# RECORD LIST
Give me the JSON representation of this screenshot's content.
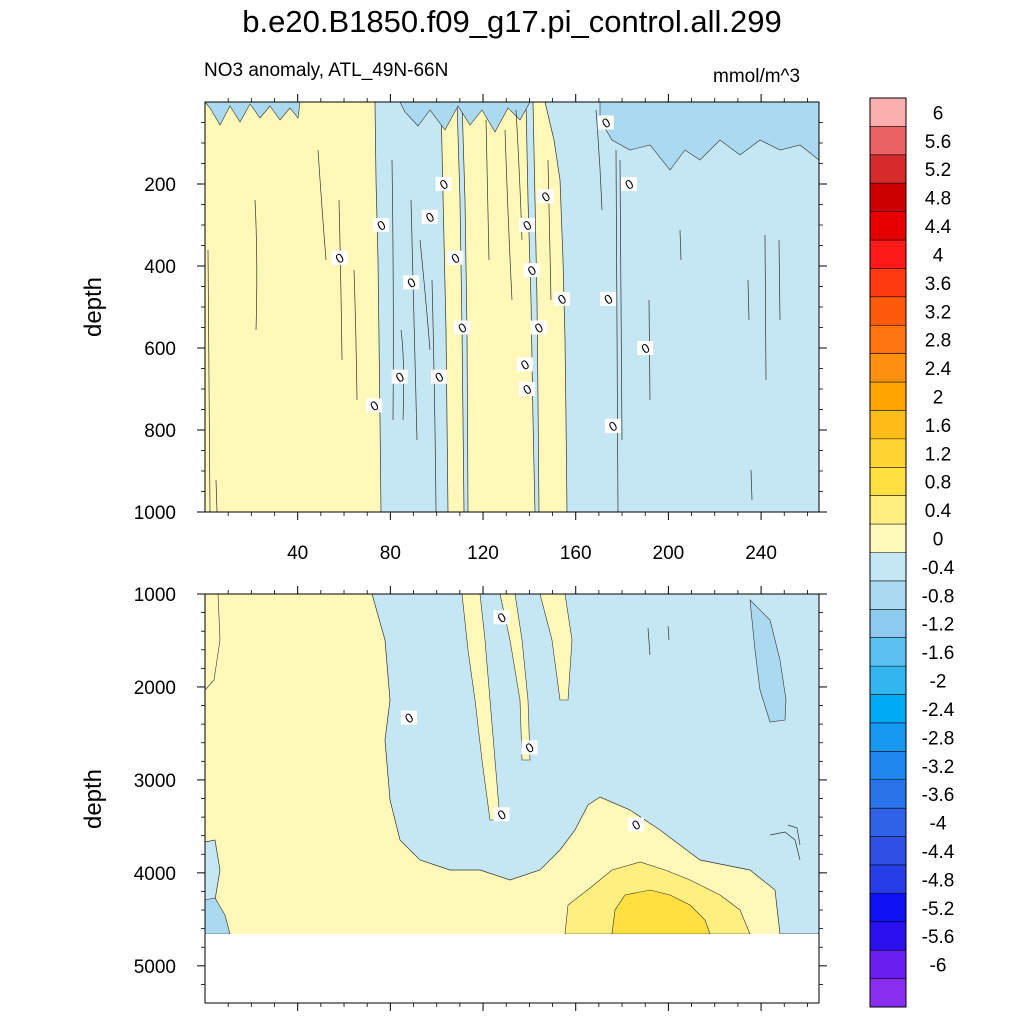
{
  "title": "b.e20.B1850.f09_g17.pi_control.all.299",
  "subtitle": "NO3 anomaly, ATL_49N-66N",
  "units": "mmol/m^3",
  "chart_data": [
    {
      "type": "heatmap",
      "panel": "upper",
      "ylabel": "depth",
      "xlim": [
        0,
        265
      ],
      "ylim": [
        1000,
        0
      ],
      "x_ticks": [
        40,
        80,
        120,
        160,
        200,
        240
      ],
      "y_ticks": [
        200,
        400,
        600,
        800,
        1000
      ],
      "regions": [
        {
          "x": [
            0,
            75
          ],
          "sign": "positive"
        },
        {
          "x": [
            75,
            108
          ],
          "sign": "negative"
        },
        {
          "x": [
            108,
            155
          ],
          "sign": "positive"
        },
        {
          "x": [
            155,
            265
          ],
          "sign": "negative"
        }
      ],
      "contour_labels": [
        {
          "text": "0",
          "x": 58,
          "y": 380
        },
        {
          "text": "0",
          "x": 76,
          "y": 300
        },
        {
          "text": "0",
          "x": 73,
          "y": 740
        },
        {
          "text": "0",
          "x": 84,
          "y": 670
        },
        {
          "text": "0",
          "x": 89,
          "y": 440
        },
        {
          "text": "0",
          "x": 97,
          "y": 280
        },
        {
          "text": "0",
          "x": 101,
          "y": 670
        },
        {
          "text": "0",
          "x": 103,
          "y": 200
        },
        {
          "text": "0",
          "x": 108,
          "y": 380
        },
        {
          "text": "0",
          "x": 111,
          "y": 550
        },
        {
          "text": "0",
          "x": 138,
          "y": 640
        },
        {
          "text": "0",
          "x": 139,
          "y": 300
        },
        {
          "text": "0",
          "x": 139,
          "y": 700
        },
        {
          "text": "0",
          "x": 141,
          "y": 410
        },
        {
          "text": "0",
          "x": 144,
          "y": 550
        },
        {
          "text": "0",
          "x": 147,
          "y": 230
        },
        {
          "text": "0",
          "x": 154,
          "y": 480
        },
        {
          "text": "0",
          "x": 173,
          "y": 50
        },
        {
          "text": "0",
          "x": 174,
          "y": 480
        },
        {
          "text": "0",
          "x": 176,
          "y": 790
        },
        {
          "text": "0",
          "x": 183,
          "y": 200
        },
        {
          "text": "0",
          "x": 190,
          "y": 600
        }
      ]
    },
    {
      "type": "heatmap",
      "panel": "lower",
      "ylabel": "depth",
      "xlim": [
        0,
        265
      ],
      "ylim": [
        5400,
        1000
      ],
      "data_bottom_depth": 4650,
      "y_ticks": [
        1000,
        2000,
        3000,
        4000,
        5000
      ],
      "max_anomaly_region": {
        "x": [
          170,
          215
        ],
        "depth": [
          4400,
          4650
        ],
        "band": "0.8 to 1.2"
      },
      "contour_labels": [
        {
          "text": "0",
          "x": 128,
          "y": 1250
        },
        {
          "text": "0",
          "x": 88,
          "y": 2330
        },
        {
          "text": "0",
          "x": 140,
          "y": 2650
        },
        {
          "text": "0",
          "x": 128,
          "y": 3370
        },
        {
          "text": "0",
          "x": 186,
          "y": 3480
        }
      ]
    }
  ],
  "colorbar": {
    "labels": [
      "6",
      "5.6",
      "5.2",
      "4.8",
      "4.4",
      "4",
      "3.6",
      "3.2",
      "2.8",
      "2.4",
      "2",
      "1.6",
      "1.2",
      "0.8",
      "0.4",
      "0",
      "-0.4",
      "-0.8",
      "-1.2",
      "-1.6",
      "-2",
      "-2.4",
      "-2.8",
      "-3.2",
      "-3.6",
      "-4",
      "-4.4",
      "-4.8",
      "-5.2",
      "-5.6",
      "-6"
    ],
    "colors": [
      "#fbb0b0",
      "#e96363",
      "#d42a2a",
      "#cc0000",
      "#e60000",
      "#ff1a1a",
      "#ff3a10",
      "#ff5a0a",
      "#ff7510",
      "#ff9010",
      "#ffa500",
      "#ffbd1a",
      "#ffd330",
      "#ffe040",
      "#ffee80",
      "#fff8b8",
      "#c5e6f3",
      "#aad9f0",
      "#8ccaee",
      "#5cc0f2",
      "#33b5f0",
      "#00aaf5",
      "#1799f2",
      "#1f86ee",
      "#2a74ea",
      "#2f62e6",
      "#3050e3",
      "#263ee6",
      "#1010f5",
      "#2a10ee",
      "#6a1ef0",
      "#8a2ef0"
    ]
  }
}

# TASK TO CARRY OUT
All of the data above should be quoted exactly, except for the pictures.

# COMPLETE ANSWER
Give me the JSON representation of this screenshot's content.
{
  "title": "b.e20.B1850.f09_g17.pi_control.all.299",
  "subtitle": "NO3 anomaly, ATL_49N-66N",
  "units": "mmol/m^3",
  "chart_data": [
    {
      "type": "heatmap",
      "panel": "upper",
      "ylabel": "depth",
      "xlim": [
        0,
        265
      ],
      "ylim": [
        1000,
        0
      ],
      "x_ticks": [
        40,
        80,
        120,
        160,
        200,
        240
      ],
      "y_ticks": [
        200,
        400,
        600,
        800,
        1000
      ],
      "regions": [
        {
          "x": [
            0,
            75
          ],
          "sign": "positive"
        },
        {
          "x": [
            75,
            108
          ],
          "sign": "negative"
        },
        {
          "x": [
            108,
            155
          ],
          "sign": "positive"
        },
        {
          "x": [
            155,
            265
          ],
          "sign": "negative"
        }
      ],
      "contour_labels": [
        {
          "text": "0",
          "x": 58,
          "y": 380
        },
        {
          "text": "0",
          "x": 76,
          "y": 300
        },
        {
          "text": "0",
          "x": 73,
          "y": 740
        },
        {
          "text": "0",
          "x": 84,
          "y": 670
        },
        {
          "text": "0",
          "x": 89,
          "y": 440
        },
        {
          "text": "0",
          "x": 97,
          "y": 280
        },
        {
          "text": "0",
          "x": 101,
          "y": 670
        },
        {
          "text": "0",
          "x": 103,
          "y": 200
        },
        {
          "text": "0",
          "x": 108,
          "y": 380
        },
        {
          "text": "0",
          "x": 111,
          "y": 550
        },
        {
          "text": "0",
          "x": 138,
          "y": 640
        },
        {
          "text": "0",
          "x": 139,
          "y": 300
        },
        {
          "text": "0",
          "x": 139,
          "y": 700
        },
        {
          "text": "0",
          "x": 141,
          "y": 410
        },
        {
          "text": "0",
          "x": 144,
          "y": 550
        },
        {
          "text": "0",
          "x": 147,
          "y": 230
        },
        {
          "text": "0",
          "x": 154,
          "y": 480
        },
        {
          "text": "0",
          "x": 173,
          "y": 50
        },
        {
          "text": "0",
          "x": 174,
          "y": 480
        },
        {
          "text": "0",
          "x": 176,
          "y": 790
        },
        {
          "text": "0",
          "x": 183,
          "y": 200
        },
        {
          "text": "0",
          "x": 190,
          "y": 600
        }
      ]
    },
    {
      "type": "heatmap",
      "panel": "lower",
      "ylabel": "depth",
      "xlim": [
        0,
        265
      ],
      "ylim": [
        5400,
        1000
      ],
      "data_bottom_depth": 4650,
      "y_ticks": [
        1000,
        2000,
        3000,
        4000,
        5000
      ],
      "max_anomaly_region": {
        "x": [
          170,
          215
        ],
        "depth": [
          4400,
          4650
        ],
        "band": "0.8 to 1.2"
      },
      "contour_labels": [
        {
          "text": "0",
          "x": 128,
          "y": 1250
        },
        {
          "text": "0",
          "x": 88,
          "y": 2330
        },
        {
          "text": "0",
          "x": 140,
          "y": 2650
        },
        {
          "text": "0",
          "x": 128,
          "y": 3370
        },
        {
          "text": "0",
          "x": 186,
          "y": 3480
        }
      ]
    }
  ],
  "colorbar": {
    "labels": [
      "6",
      "5.6",
      "5.2",
      "4.8",
      "4.4",
      "4",
      "3.6",
      "3.2",
      "2.8",
      "2.4",
      "2",
      "1.6",
      "1.2",
      "0.8",
      "0.4",
      "0",
      "-0.4",
      "-0.8",
      "-1.2",
      "-1.6",
      "-2",
      "-2.4",
      "-2.8",
      "-3.2",
      "-3.6",
      "-4",
      "-4.4",
      "-4.8",
      "-5.2",
      "-5.6",
      "-6"
    ],
    "colors": [
      "#fbb0b0",
      "#e96363",
      "#d42a2a",
      "#cc0000",
      "#e60000",
      "#ff1a1a",
      "#ff3a10",
      "#ff5a0a",
      "#ff7510",
      "#ff9010",
      "#ffa500",
      "#ffbd1a",
      "#ffd330",
      "#ffe040",
      "#ffee80",
      "#fff8b8",
      "#c5e6f3",
      "#aad9f0",
      "#8ccaee",
      "#5cc0f2",
      "#33b5f0",
      "#00aaf5",
      "#1799f2",
      "#1f86ee",
      "#2a74ea",
      "#2f62e6",
      "#3050e3",
      "#263ee6",
      "#1010f5",
      "#2a10ee",
      "#6a1ef0",
      "#8a2ef0"
    ]
  }
}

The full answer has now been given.